» Material supplied
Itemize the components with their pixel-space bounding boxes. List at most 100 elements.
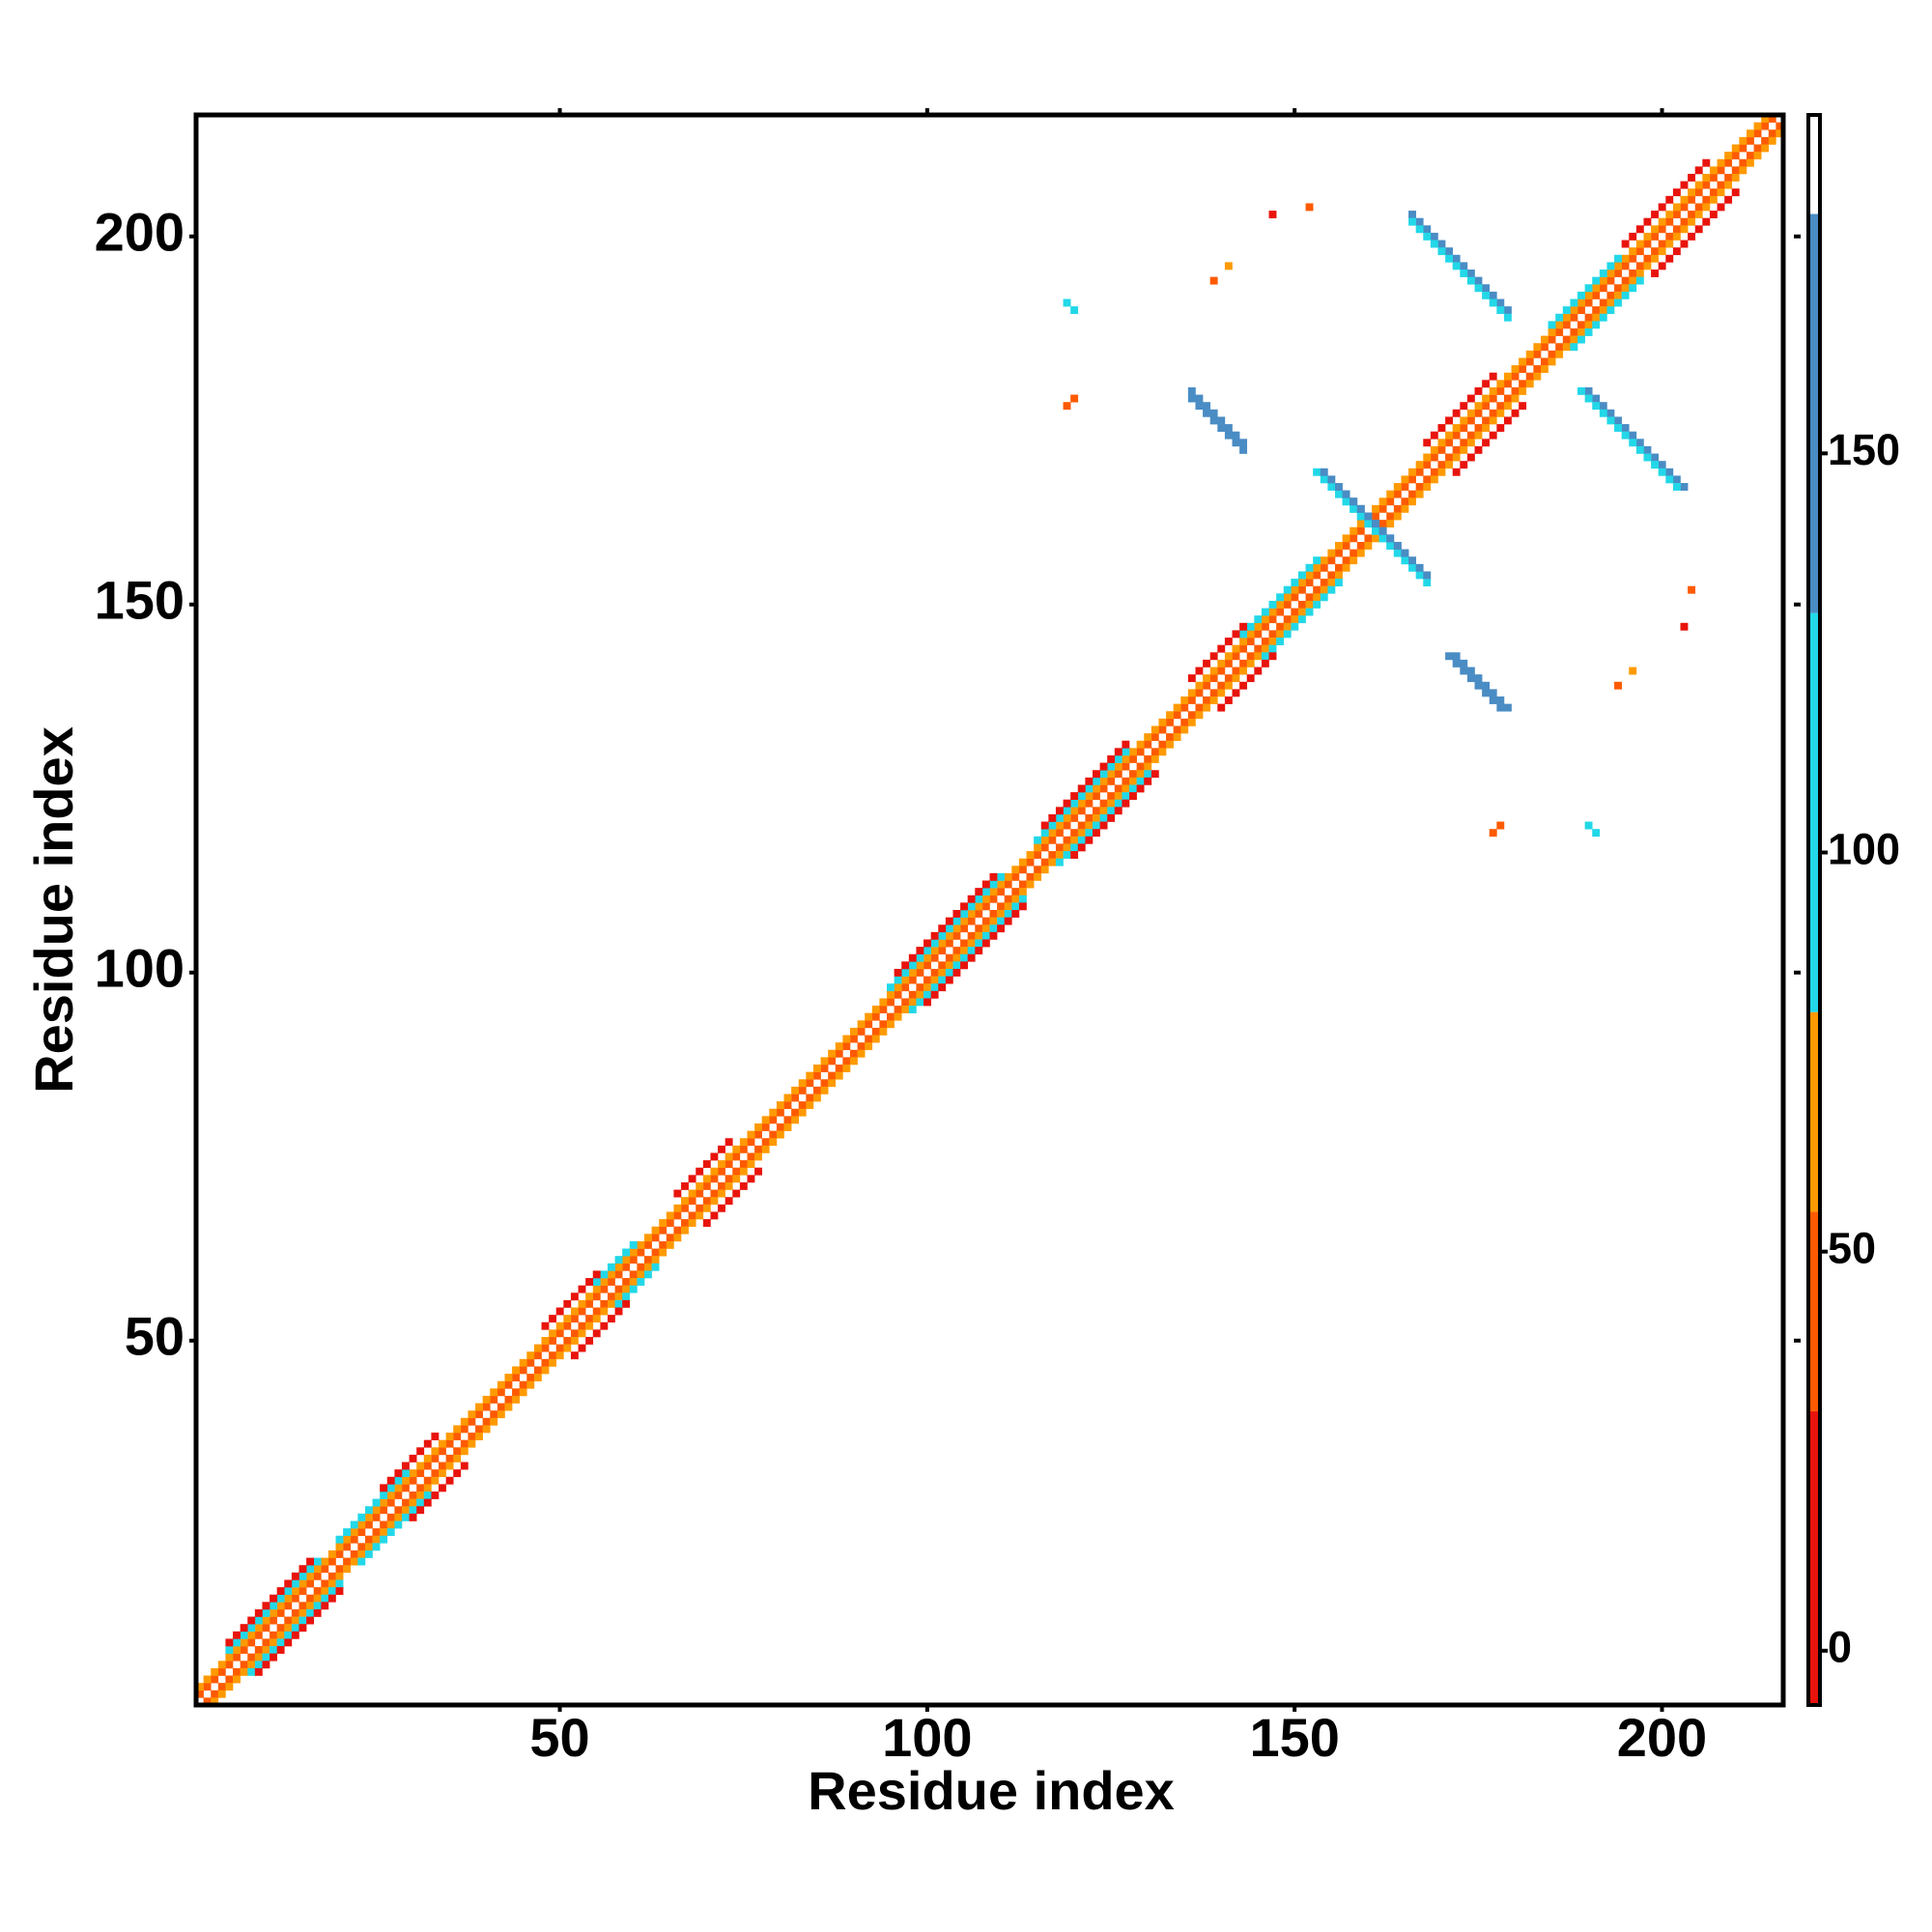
cell (1026, 858, 1035, 867)
cell (585, 1336, 594, 1345)
cell (585, 1293, 594, 1301)
cell (276, 1646, 285, 1654)
cell (1621, 424, 1630, 432)
cell (468, 1433, 476, 1440)
cell (1533, 365, 1542, 374)
cell (600, 1270, 609, 1279)
cell (1614, 254, 1622, 263)
cell (681, 1197, 689, 1206)
cell (1268, 630, 1277, 639)
cell (747, 1138, 755, 1147)
cell (857, 1027, 866, 1036)
cell (747, 1175, 755, 1183)
cell (321, 1565, 329, 1574)
cell (570, 1329, 579, 1338)
cell (1372, 526, 1379, 535)
cell (1224, 424, 1233, 432)
cell (857, 1020, 866, 1029)
cell (313, 1572, 322, 1580)
cell (622, 1263, 631, 1271)
cell (1460, 416, 1468, 425)
cell (739, 1145, 748, 1153)
cell (1709, 188, 1718, 197)
cell (681, 1226, 689, 1235)
cell (967, 931, 976, 940)
cell (541, 1358, 550, 1367)
cell (1562, 335, 1571, 344)
cell (1629, 276, 1637, 285)
cell (592, 1293, 601, 1301)
cell (1203, 402, 1210, 411)
cell (431, 1469, 440, 1478)
cell (600, 1321, 609, 1330)
cell (718, 1204, 725, 1212)
cell (1246, 659, 1255, 668)
cell (1548, 350, 1556, 358)
cell (975, 947, 983, 955)
cell (1629, 247, 1637, 256)
cell (1599, 409, 1607, 417)
cell (1533, 343, 1542, 352)
cell (975, 902, 983, 911)
cell (1129, 777, 1137, 785)
cell (570, 1315, 579, 1323)
cell (923, 976, 931, 984)
cell (1239, 659, 1248, 668)
cell (975, 910, 983, 918)
cell (1224, 638, 1233, 645)
cell (211, 1697, 219, 1706)
cell (629, 1285, 638, 1293)
cell (1011, 888, 1020, 896)
cell (1378, 534, 1387, 543)
cell (1122, 777, 1130, 785)
cell (820, 1079, 829, 1088)
cell (761, 1122, 770, 1131)
cell (1122, 740, 1130, 749)
cell (798, 1108, 807, 1117)
cell (1680, 181, 1689, 189)
cell (1372, 534, 1379, 543)
cell (938, 924, 947, 933)
cell (1129, 748, 1137, 756)
cell (1739, 166, 1747, 175)
cell (1688, 195, 1696, 204)
cell (952, 947, 961, 955)
cell (1635, 439, 1644, 447)
cell (1261, 638, 1269, 645)
cell (1401, 504, 1409, 513)
cell (1702, 203, 1711, 212)
cell (1291, 615, 1299, 624)
cell (1040, 866, 1049, 874)
cell (989, 895, 998, 903)
cell (380, 1484, 388, 1492)
cell (1099, 799, 1108, 808)
cell (1474, 424, 1483, 432)
cell (761, 1116, 770, 1124)
cell (1320, 563, 1328, 572)
cell (298, 1616, 307, 1625)
cell (952, 910, 961, 918)
cell (1114, 748, 1122, 756)
cell (1224, 262, 1233, 270)
cell (1496, 703, 1505, 712)
cell (497, 1380, 505, 1389)
cell (1776, 122, 1784, 130)
cell (666, 1219, 674, 1227)
cell (1122, 762, 1130, 771)
cell (820, 1065, 829, 1072)
cell (364, 1543, 373, 1551)
cell (1401, 556, 1409, 565)
cell (849, 1057, 858, 1065)
cell (1092, 807, 1100, 815)
cell (284, 1579, 293, 1588)
cell (681, 1219, 689, 1227)
cell (262, 1624, 270, 1633)
cell (1055, 807, 1064, 815)
cell (783, 1101, 792, 1110)
cell (1503, 306, 1512, 315)
cell (1423, 453, 1432, 462)
cell (1372, 512, 1379, 521)
cell (1297, 615, 1306, 624)
cell (1077, 829, 1086, 838)
cell (1599, 313, 1607, 322)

» What needs to be done
Can you retype the lines above, from the line with "cell (1026, 858, 1035, 867)" up to and including the line with "cell (1129, 777, 1137, 785)", keeping every character unchanged?

» Answer to this task
cell (1026, 858, 1035, 867)
cell (585, 1336, 594, 1345)
cell (585, 1293, 594, 1301)
cell (276, 1646, 285, 1654)
cell (1621, 424, 1630, 432)
cell (468, 1433, 476, 1440)
cell (1533, 365, 1542, 374)
cell (600, 1270, 609, 1279)
cell (1614, 254, 1622, 263)
cell (681, 1197, 689, 1206)
cell (1268, 630, 1277, 639)
cell (747, 1138, 755, 1147)
cell (857, 1027, 866, 1036)
cell (747, 1175, 755, 1183)
cell (321, 1565, 329, 1574)
cell (570, 1329, 579, 1338)
cell (1372, 526, 1379, 535)
cell (1224, 424, 1233, 432)
cell (857, 1020, 866, 1029)
cell (313, 1572, 322, 1580)
cell (622, 1263, 631, 1271)
cell (1460, 416, 1468, 425)
cell (739, 1145, 748, 1153)
cell (1709, 188, 1718, 197)
cell (681, 1226, 689, 1235)
cell (967, 931, 976, 940)
cell (541, 1358, 550, 1367)
cell (1562, 335, 1571, 344)
cell (1629, 276, 1637, 285)
cell (592, 1293, 601, 1301)
cell (1203, 402, 1210, 411)
cell (431, 1469, 440, 1478)
cell (600, 1321, 609, 1330)
cell (718, 1204, 725, 1212)
cell (1246, 659, 1255, 668)
cell (1548, 350, 1556, 358)
cell (975, 947, 983, 955)
cell (1629, 247, 1637, 256)
cell (1599, 409, 1607, 417)
cell (1533, 343, 1542, 352)
cell (975, 902, 983, 911)
cell (1129, 777, 1137, 785)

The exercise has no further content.